Extracts from a graphics dataset:
★ ★ ★ ★ ★ ★ ★

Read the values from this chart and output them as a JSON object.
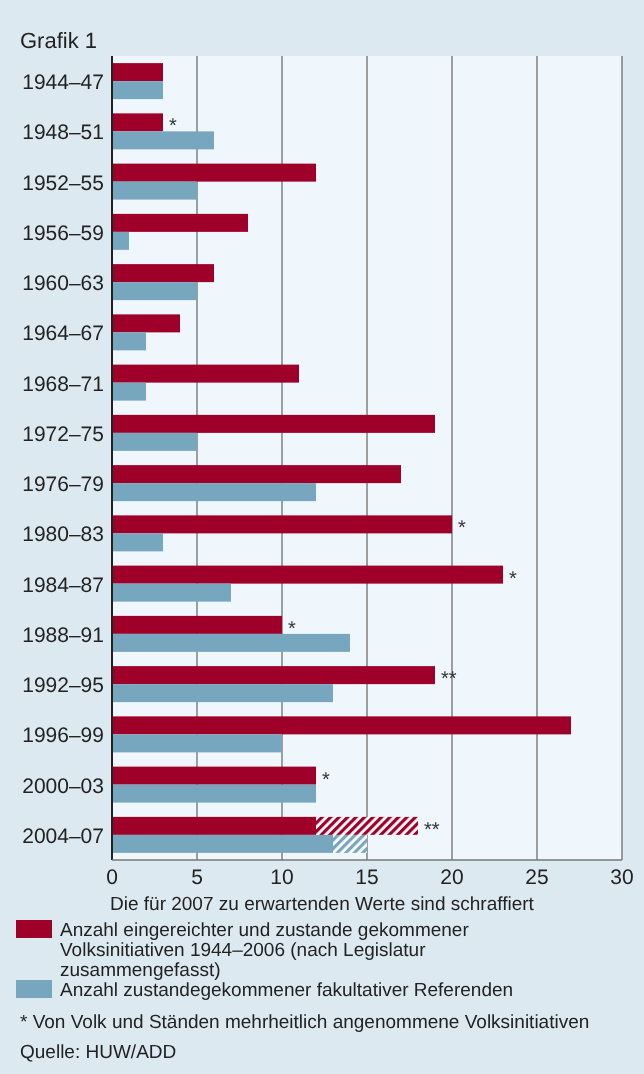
{
  "chart_data": {
    "type": "bar",
    "orientation": "horizontal",
    "title": "Grafik 1",
    "xlabel": "Die für 2007 zu erwartenden Werte sind schraffiert",
    "categories": [
      "1944–47",
      "1948–51",
      "1952–55",
      "1956–59",
      "1960–63",
      "1964–67",
      "1968–71",
      "1972–75",
      "1976–79",
      "1980–83",
      "1984–87",
      "1988–91",
      "1992–95",
      "1996–99",
      "2000–03",
      "2004–07"
    ],
    "series": [
      {
        "name": "Anzahl eingereichter und zustande gekommener Volksinitiativen 1944–2006 (nach Legislatur zusammengefasst)",
        "color": "#9e0029",
        "values": [
          3,
          3,
          12,
          8,
          6,
          4,
          11,
          19,
          17,
          20,
          23,
          10,
          19,
          27,
          12,
          12
        ],
        "value_labels": [
          null,
          "*",
          null,
          null,
          null,
          null,
          null,
          null,
          null,
          "*",
          "*",
          "*",
          "**",
          null,
          "*",
          null
        ]
      },
      {
        "name": "Anzahl zustandegekommener fakultativer Referenden",
        "color": "#77a7bf",
        "values": [
          3,
          6,
          5,
          1,
          5,
          2,
          2,
          5,
          12,
          3,
          7,
          14,
          13,
          10,
          12,
          13
        ]
      },
      {
        "color": "#9e0029",
        "values": [
          null,
          null,
          null,
          null,
          null,
          null,
          null,
          null,
          null,
          null,
          null,
          null,
          null,
          null,
          null,
          6
        ],
        "base": [
          null,
          null,
          null,
          null,
          null,
          null,
          null,
          null,
          null,
          null,
          null,
          null,
          null,
          null,
          null,
          12
        ],
        "value_labels": [
          null,
          null,
          null,
          null,
          null,
          null,
          null,
          null,
          null,
          null,
          null,
          null,
          null,
          null,
          null,
          "**"
        ]
      },
      {
        "color": "#77a7bf",
        "values": [
          null,
          null,
          null,
          null,
          null,
          null,
          null,
          null,
          null,
          null,
          null,
          null,
          null,
          null,
          null,
          2
        ],
        "base": [
          null,
          null,
          null,
          null,
          null,
          null,
          null,
          null,
          null,
          null,
          null,
          null,
          null,
          null,
          null,
          13
        ]
      }
    ],
    "xlim": [
      0,
      30
    ],
    "xticks": [
      0,
      5,
      10,
      15,
      20,
      25,
      30
    ],
    "grid": "x",
    "legend": "bottom",
    "annotations": [
      "* Von Volk und Ständen mehrheitlich angenommene Volksinitiativen",
      "Quelle: HUW/ADD"
    ]
  }
}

★ ★ ★ ★ ★ ★ ★

▶ **EXERCISE DETAILS**:
Word for word, print every record, and leave out any picture.

▶ **EXPECTED OUTPUT**:
Read the values from this chart and output them as a JSON object.
{
  "chart_data": {
    "type": "bar",
    "orientation": "horizontal",
    "title": "Grafik 1",
    "xlabel": "Die für 2007 zu erwartenden Werte sind schraffiert",
    "categories": [
      "1944–47",
      "1948–51",
      "1952–55",
      "1956–59",
      "1960–63",
      "1964–67",
      "1968–71",
      "1972–75",
      "1976–79",
      "1980–83",
      "1984–87",
      "1988–91",
      "1992–95",
      "1996–99",
      "2000–03",
      "2004–07"
    ],
    "series": [
      {
        "name": "Anzahl eingereichter und zustande gekommener Volksinitiativen 1944–2006 (nach Legislatur zusammengefasst)",
        "color": "#9e0029",
        "values": [
          3,
          3,
          12,
          8,
          6,
          4,
          11,
          19,
          17,
          20,
          23,
          10,
          19,
          27,
          12,
          12
        ],
        "value_labels": [
          null,
          "*",
          null,
          null,
          null,
          null,
          null,
          null,
          null,
          "*",
          "*",
          "*",
          "**",
          null,
          "*",
          null
        ]
      },
      {
        "name": "Anzahl zustandegekommener fakultativer Referenden",
        "color": "#77a7bf",
        "values": [
          3,
          6,
          5,
          1,
          5,
          2,
          2,
          5,
          12,
          3,
          7,
          14,
          13,
          10,
          12,
          13
        ]
      },
      {
        "color": "#9e0029",
        "values": [
          null,
          null,
          null,
          null,
          null,
          null,
          null,
          null,
          null,
          null,
          null,
          null,
          null,
          null,
          null,
          6
        ],
        "base": [
          null,
          null,
          null,
          null,
          null,
          null,
          null,
          null,
          null,
          null,
          null,
          null,
          null,
          null,
          null,
          12
        ],
        "value_labels": [
          null,
          null,
          null,
          null,
          null,
          null,
          null,
          null,
          null,
          null,
          null,
          null,
          null,
          null,
          null,
          "**"
        ]
      },
      {
        "color": "#77a7bf",
        "values": [
          null,
          null,
          null,
          null,
          null,
          null,
          null,
          null,
          null,
          null,
          null,
          null,
          null,
          null,
          null,
          2
        ],
        "base": [
          null,
          null,
          null,
          null,
          null,
          null,
          null,
          null,
          null,
          null,
          null,
          null,
          null,
          null,
          null,
          13
        ]
      }
    ],
    "xlim": [
      0,
      30
    ],
    "xticks": [
      0,
      5,
      10,
      15,
      20,
      25,
      30
    ],
    "grid": "x",
    "legend": "bottom",
    "annotations": [
      "* Von Volk und Ständen mehrheitlich angenommene Volksinitiativen",
      "Quelle: HUW/ADD"
    ]
  }
}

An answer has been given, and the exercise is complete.